- **Set problem**
Copy out all lines with the word "файлов" in them.

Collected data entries

########################################

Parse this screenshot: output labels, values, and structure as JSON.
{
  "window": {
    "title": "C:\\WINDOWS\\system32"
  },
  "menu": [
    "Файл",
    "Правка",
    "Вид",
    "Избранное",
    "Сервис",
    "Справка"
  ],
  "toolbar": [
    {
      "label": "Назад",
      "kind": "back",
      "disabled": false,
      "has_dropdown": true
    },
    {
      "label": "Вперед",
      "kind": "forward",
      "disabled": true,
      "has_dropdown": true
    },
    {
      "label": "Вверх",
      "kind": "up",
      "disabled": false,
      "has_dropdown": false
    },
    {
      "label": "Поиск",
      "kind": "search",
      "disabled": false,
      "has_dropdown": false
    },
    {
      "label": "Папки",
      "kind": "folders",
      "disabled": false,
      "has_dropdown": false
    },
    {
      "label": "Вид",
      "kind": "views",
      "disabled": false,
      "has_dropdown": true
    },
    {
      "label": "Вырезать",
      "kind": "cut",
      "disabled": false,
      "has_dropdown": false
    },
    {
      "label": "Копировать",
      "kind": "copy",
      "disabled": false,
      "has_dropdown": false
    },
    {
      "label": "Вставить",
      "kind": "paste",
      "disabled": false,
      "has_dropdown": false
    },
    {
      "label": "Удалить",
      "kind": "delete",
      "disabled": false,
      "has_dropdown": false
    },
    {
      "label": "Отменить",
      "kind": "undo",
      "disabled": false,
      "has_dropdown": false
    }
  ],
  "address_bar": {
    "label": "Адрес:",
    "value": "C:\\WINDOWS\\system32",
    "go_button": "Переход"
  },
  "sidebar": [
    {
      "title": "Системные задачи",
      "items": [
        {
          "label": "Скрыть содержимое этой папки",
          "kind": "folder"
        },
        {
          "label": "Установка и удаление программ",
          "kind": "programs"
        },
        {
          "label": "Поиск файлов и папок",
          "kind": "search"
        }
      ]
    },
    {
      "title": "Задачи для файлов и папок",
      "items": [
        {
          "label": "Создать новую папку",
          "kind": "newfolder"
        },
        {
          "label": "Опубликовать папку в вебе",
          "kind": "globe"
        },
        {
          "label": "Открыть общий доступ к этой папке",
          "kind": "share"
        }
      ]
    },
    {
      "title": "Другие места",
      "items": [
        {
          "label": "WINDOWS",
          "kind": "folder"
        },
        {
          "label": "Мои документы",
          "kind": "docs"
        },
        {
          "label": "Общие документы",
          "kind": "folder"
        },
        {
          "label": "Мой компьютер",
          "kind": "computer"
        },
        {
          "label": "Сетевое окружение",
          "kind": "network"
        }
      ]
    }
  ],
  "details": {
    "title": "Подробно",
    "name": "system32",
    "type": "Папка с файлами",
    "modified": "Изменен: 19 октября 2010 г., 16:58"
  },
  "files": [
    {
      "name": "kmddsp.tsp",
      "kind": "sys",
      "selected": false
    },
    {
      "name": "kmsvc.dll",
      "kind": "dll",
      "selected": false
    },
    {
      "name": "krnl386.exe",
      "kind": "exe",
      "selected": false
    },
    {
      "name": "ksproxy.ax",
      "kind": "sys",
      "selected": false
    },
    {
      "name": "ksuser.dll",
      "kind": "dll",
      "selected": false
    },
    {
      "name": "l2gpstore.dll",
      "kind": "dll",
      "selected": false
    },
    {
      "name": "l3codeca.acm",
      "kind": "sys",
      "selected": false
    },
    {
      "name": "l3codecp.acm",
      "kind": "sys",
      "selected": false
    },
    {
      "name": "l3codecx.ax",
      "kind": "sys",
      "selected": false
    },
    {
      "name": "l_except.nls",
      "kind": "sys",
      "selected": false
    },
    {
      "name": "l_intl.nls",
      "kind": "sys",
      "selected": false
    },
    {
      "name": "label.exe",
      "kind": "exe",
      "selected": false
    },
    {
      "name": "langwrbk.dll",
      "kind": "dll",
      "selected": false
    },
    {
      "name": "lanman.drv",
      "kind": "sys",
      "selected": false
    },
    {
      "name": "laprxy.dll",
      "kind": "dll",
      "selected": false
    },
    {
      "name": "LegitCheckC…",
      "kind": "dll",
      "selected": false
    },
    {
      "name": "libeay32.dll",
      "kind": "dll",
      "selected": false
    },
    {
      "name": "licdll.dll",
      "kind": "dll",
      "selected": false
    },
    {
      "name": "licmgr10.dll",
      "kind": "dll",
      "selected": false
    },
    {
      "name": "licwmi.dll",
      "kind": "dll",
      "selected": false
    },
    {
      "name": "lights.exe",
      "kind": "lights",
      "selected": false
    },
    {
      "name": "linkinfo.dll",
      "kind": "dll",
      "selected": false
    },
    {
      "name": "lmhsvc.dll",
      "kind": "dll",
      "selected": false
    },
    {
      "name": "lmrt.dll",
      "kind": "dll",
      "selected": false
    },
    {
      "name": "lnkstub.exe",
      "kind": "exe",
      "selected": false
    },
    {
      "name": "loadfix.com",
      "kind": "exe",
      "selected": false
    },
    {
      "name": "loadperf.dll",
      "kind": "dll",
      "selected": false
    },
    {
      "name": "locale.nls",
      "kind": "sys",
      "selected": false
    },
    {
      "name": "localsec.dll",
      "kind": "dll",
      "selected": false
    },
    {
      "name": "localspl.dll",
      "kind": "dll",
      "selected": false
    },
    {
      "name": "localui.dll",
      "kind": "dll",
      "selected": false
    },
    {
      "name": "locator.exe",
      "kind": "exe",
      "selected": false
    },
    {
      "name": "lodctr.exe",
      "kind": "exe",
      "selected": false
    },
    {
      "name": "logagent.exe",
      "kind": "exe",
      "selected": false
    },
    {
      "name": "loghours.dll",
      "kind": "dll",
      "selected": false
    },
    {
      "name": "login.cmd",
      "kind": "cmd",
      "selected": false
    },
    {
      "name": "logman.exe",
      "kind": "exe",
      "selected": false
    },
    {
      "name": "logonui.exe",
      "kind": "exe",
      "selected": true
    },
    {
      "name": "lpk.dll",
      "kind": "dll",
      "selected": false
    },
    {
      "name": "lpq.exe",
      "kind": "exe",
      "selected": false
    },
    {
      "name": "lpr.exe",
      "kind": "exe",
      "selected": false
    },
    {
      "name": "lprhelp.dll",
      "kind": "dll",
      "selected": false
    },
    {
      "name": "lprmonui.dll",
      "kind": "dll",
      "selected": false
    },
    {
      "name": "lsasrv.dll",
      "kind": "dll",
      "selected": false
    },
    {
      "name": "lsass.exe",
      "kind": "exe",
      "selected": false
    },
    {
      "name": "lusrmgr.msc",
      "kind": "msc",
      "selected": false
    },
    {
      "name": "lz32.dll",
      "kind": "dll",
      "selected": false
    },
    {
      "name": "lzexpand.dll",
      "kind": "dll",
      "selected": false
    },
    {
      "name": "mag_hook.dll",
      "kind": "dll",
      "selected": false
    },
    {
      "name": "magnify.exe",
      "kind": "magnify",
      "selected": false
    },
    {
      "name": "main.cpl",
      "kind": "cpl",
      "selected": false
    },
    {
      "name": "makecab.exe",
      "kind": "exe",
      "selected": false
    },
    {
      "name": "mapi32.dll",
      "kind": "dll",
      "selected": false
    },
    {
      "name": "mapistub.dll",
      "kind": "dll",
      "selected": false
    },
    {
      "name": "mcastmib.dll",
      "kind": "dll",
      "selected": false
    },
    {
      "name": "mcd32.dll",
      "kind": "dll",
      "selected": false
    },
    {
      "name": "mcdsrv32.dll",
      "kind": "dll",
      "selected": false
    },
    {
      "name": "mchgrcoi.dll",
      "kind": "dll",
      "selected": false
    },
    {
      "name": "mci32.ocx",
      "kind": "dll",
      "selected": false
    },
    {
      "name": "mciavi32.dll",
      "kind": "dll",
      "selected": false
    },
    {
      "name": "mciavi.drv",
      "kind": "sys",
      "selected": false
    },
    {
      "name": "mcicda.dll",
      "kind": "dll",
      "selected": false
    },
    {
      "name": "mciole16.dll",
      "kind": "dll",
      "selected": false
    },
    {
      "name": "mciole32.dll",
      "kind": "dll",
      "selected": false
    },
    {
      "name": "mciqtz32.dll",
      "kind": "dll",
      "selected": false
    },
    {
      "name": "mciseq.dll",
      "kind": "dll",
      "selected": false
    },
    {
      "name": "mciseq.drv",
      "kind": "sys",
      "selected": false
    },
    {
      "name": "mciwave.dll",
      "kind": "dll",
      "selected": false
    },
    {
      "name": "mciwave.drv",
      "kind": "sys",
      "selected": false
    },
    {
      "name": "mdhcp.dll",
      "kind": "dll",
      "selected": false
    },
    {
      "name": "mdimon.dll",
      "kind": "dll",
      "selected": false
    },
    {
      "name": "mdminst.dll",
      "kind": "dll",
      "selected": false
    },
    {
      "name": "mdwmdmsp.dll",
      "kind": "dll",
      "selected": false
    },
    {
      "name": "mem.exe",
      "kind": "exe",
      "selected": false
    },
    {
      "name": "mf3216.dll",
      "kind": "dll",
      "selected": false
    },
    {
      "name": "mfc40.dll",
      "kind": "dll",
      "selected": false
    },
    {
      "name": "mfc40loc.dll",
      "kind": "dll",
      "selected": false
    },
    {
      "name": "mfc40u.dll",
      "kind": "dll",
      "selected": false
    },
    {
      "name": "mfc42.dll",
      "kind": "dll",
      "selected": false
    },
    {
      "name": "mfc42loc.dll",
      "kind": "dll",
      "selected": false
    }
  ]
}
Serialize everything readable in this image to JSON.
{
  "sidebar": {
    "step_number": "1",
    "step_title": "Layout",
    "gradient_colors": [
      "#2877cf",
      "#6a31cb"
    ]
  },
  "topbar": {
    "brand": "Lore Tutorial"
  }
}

########################################

- **Result below**
          "label": "Поиск файлов и папок",
      "title": "Задачи для файлов и папок",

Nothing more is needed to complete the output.